### Your goal
Report the number of lines that hold the string "projected". Leave out any other text.

### Task input
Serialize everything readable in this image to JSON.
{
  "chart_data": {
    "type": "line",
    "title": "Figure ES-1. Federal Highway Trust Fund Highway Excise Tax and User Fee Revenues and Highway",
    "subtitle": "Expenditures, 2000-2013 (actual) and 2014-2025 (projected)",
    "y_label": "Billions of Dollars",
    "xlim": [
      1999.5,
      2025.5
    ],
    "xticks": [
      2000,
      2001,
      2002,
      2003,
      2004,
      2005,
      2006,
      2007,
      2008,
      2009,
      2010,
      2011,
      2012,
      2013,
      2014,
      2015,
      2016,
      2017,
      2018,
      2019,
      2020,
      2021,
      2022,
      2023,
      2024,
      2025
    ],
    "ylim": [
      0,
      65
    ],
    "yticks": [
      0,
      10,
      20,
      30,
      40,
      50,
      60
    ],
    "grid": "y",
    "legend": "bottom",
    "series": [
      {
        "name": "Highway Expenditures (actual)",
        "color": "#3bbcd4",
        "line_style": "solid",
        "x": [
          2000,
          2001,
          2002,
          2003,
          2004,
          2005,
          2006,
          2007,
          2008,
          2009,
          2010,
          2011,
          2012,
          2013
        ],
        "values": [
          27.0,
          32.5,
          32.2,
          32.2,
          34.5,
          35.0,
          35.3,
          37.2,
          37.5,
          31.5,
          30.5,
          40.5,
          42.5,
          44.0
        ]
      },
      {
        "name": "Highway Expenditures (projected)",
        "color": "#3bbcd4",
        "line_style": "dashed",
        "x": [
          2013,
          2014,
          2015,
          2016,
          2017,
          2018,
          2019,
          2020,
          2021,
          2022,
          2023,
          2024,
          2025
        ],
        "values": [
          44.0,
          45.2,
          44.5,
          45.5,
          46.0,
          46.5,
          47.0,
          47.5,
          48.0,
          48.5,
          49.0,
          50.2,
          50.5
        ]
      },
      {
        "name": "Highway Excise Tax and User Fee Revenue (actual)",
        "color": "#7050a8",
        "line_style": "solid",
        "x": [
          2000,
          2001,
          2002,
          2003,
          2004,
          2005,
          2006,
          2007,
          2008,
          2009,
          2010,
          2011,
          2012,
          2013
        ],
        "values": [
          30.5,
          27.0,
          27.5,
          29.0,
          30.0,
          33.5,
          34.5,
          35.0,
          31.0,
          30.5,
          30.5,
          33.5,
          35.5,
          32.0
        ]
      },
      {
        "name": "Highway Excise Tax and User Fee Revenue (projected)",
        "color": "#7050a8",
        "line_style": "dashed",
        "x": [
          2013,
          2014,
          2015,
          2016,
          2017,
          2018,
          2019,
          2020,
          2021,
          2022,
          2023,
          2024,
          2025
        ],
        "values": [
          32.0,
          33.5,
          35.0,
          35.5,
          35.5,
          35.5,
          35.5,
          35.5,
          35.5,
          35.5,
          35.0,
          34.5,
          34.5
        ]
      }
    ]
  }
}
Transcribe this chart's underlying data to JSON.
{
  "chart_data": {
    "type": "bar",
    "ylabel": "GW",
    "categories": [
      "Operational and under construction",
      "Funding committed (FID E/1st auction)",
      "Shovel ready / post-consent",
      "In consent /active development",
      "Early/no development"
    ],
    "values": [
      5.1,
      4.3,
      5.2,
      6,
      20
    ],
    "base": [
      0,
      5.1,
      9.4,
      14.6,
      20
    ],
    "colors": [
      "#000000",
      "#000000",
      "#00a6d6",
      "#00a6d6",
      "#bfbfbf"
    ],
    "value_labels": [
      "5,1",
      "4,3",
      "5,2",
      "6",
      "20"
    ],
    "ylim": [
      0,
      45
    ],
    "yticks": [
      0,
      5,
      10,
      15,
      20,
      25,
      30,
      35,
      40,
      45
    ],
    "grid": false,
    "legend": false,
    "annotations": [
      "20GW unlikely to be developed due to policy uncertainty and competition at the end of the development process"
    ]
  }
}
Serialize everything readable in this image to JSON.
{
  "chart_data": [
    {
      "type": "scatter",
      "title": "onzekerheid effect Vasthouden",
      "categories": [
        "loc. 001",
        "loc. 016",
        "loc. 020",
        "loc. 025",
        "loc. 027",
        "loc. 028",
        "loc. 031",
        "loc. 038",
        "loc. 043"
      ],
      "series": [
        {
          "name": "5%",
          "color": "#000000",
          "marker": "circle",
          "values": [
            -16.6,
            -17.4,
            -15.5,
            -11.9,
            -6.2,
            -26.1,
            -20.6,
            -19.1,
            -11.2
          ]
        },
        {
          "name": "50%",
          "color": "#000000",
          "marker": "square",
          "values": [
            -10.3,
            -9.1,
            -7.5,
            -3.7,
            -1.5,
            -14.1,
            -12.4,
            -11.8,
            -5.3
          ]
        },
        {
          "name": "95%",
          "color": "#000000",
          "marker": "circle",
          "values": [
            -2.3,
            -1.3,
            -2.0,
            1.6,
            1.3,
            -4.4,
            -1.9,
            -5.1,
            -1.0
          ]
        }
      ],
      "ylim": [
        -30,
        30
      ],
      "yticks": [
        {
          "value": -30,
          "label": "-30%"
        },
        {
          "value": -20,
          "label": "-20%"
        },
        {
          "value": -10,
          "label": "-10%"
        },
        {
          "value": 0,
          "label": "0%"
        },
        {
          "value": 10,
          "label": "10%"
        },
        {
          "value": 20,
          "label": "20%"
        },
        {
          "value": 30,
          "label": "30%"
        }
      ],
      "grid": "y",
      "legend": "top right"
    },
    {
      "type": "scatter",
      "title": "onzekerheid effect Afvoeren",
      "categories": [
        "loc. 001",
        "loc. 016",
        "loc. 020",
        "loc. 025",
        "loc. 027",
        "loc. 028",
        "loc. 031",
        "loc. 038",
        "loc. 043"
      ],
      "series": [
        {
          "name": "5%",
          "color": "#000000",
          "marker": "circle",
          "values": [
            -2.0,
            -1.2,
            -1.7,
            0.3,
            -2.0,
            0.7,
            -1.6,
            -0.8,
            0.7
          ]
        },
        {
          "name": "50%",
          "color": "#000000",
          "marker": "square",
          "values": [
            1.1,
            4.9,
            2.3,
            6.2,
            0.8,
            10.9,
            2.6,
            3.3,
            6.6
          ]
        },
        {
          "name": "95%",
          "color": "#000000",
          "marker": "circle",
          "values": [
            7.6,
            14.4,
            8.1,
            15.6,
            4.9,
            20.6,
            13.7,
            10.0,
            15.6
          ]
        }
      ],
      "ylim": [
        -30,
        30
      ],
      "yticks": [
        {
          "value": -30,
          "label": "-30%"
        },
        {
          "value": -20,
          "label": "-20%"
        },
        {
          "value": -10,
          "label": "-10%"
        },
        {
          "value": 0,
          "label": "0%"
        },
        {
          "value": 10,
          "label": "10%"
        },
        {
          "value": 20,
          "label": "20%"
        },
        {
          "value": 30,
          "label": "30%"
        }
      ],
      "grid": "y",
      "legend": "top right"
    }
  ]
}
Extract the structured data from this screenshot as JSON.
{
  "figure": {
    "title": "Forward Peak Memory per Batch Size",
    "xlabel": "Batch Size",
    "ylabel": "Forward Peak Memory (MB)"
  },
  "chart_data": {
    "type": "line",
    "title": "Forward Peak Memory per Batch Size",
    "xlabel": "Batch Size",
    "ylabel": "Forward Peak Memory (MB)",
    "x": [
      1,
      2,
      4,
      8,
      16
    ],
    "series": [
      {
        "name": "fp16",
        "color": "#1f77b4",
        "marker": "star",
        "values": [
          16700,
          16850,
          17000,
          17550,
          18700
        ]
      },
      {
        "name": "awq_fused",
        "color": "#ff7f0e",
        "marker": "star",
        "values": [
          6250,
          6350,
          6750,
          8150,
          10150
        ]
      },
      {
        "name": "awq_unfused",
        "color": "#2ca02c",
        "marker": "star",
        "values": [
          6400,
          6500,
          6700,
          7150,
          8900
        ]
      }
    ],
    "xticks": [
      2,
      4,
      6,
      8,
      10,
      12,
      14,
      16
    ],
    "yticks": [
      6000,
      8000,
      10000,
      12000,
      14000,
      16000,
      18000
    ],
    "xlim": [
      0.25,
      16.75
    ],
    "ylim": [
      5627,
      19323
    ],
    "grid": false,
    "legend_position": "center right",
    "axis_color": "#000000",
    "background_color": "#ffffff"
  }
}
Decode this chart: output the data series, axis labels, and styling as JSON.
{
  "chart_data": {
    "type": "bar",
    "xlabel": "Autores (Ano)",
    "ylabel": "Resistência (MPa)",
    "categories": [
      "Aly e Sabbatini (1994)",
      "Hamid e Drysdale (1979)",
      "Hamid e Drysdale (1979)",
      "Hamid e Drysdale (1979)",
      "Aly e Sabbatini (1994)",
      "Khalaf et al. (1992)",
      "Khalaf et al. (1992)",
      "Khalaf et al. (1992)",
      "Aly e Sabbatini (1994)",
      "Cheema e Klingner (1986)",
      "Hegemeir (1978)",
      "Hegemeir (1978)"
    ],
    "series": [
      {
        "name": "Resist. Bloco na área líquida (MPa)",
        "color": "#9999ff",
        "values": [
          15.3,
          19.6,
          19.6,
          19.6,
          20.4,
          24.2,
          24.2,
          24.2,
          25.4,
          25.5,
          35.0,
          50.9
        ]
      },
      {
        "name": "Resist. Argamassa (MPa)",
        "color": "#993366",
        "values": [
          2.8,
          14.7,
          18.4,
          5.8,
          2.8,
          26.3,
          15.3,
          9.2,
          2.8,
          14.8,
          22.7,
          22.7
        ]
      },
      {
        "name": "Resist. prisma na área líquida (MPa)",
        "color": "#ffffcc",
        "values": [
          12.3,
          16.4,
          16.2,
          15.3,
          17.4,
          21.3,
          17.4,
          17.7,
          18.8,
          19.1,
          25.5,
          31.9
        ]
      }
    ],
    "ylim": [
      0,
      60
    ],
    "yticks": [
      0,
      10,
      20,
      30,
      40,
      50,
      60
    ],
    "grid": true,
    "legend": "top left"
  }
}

### Complete response
3